◆ Exercise instructions ◆
For each line below that contains the string "shown", copy that line.

◆ Task data ◆
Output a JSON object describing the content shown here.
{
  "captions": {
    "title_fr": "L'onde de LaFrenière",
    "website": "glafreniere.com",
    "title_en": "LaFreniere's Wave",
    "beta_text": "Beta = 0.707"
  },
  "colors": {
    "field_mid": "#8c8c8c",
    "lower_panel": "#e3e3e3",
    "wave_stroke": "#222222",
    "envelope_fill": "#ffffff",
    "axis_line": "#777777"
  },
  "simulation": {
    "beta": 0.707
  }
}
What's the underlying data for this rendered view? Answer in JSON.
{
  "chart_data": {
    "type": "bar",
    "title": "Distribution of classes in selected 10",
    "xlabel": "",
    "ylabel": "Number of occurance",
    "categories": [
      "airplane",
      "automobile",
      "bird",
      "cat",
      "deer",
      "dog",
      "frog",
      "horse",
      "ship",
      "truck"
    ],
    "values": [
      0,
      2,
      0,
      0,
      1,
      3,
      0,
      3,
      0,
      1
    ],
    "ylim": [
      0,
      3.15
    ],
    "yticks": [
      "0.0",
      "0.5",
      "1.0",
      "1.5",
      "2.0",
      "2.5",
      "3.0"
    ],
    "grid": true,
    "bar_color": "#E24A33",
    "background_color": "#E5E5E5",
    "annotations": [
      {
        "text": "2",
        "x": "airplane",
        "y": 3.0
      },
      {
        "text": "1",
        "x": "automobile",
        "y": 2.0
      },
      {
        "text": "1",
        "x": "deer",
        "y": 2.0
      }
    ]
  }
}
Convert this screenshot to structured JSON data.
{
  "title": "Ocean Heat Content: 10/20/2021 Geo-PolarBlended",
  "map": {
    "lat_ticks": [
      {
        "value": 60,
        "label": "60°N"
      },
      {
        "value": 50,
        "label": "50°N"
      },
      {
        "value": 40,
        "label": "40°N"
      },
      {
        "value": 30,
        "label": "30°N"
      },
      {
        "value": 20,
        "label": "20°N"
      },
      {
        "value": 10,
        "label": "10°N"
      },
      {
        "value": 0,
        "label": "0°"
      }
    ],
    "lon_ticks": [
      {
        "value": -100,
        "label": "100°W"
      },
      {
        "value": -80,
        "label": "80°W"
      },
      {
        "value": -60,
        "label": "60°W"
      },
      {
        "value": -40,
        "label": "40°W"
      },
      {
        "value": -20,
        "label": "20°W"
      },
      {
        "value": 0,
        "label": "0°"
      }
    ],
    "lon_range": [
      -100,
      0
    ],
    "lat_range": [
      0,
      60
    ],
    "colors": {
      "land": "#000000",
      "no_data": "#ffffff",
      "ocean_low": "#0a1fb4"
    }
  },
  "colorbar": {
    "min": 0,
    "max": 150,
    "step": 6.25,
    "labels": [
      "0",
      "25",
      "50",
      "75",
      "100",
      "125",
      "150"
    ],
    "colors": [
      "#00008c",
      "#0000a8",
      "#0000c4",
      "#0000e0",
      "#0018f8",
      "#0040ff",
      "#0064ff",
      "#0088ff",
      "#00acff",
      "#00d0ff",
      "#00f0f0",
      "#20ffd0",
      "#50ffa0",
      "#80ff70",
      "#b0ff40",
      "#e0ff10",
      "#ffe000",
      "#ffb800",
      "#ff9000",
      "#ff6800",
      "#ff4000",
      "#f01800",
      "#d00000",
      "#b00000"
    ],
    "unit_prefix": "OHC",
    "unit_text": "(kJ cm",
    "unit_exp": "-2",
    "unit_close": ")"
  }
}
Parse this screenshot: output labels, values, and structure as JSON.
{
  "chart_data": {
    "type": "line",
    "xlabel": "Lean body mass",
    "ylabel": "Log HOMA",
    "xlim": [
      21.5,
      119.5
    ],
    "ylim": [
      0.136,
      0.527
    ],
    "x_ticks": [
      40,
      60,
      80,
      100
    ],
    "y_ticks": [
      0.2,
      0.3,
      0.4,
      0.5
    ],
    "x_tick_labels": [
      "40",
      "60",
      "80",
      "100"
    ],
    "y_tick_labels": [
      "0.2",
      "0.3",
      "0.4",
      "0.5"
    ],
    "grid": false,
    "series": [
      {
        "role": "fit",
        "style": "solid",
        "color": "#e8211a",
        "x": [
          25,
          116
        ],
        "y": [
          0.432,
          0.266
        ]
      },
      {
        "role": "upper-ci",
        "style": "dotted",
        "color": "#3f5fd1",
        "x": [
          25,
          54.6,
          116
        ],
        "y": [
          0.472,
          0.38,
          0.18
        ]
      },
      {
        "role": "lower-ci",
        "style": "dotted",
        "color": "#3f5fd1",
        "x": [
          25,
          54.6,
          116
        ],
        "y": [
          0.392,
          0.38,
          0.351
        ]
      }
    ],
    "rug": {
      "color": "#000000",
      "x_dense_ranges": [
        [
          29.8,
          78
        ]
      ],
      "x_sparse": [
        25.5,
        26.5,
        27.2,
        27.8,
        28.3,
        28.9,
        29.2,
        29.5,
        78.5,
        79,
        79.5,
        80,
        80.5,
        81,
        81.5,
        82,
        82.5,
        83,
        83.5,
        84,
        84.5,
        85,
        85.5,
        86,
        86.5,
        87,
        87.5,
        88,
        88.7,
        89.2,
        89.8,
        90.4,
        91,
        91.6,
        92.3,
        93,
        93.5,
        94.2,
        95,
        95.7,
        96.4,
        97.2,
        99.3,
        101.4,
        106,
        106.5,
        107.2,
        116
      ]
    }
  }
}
---
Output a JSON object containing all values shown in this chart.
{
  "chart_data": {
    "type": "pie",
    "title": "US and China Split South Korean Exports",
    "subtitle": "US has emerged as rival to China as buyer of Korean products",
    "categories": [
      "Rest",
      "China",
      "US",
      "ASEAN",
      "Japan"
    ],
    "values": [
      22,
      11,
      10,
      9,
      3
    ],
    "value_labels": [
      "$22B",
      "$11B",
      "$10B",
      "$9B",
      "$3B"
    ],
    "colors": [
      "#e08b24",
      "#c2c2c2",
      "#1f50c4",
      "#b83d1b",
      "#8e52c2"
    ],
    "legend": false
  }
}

◆ The output ◆
Output a JSON object describing the content shown here.
Output a JSON object containing all values shown in this chart.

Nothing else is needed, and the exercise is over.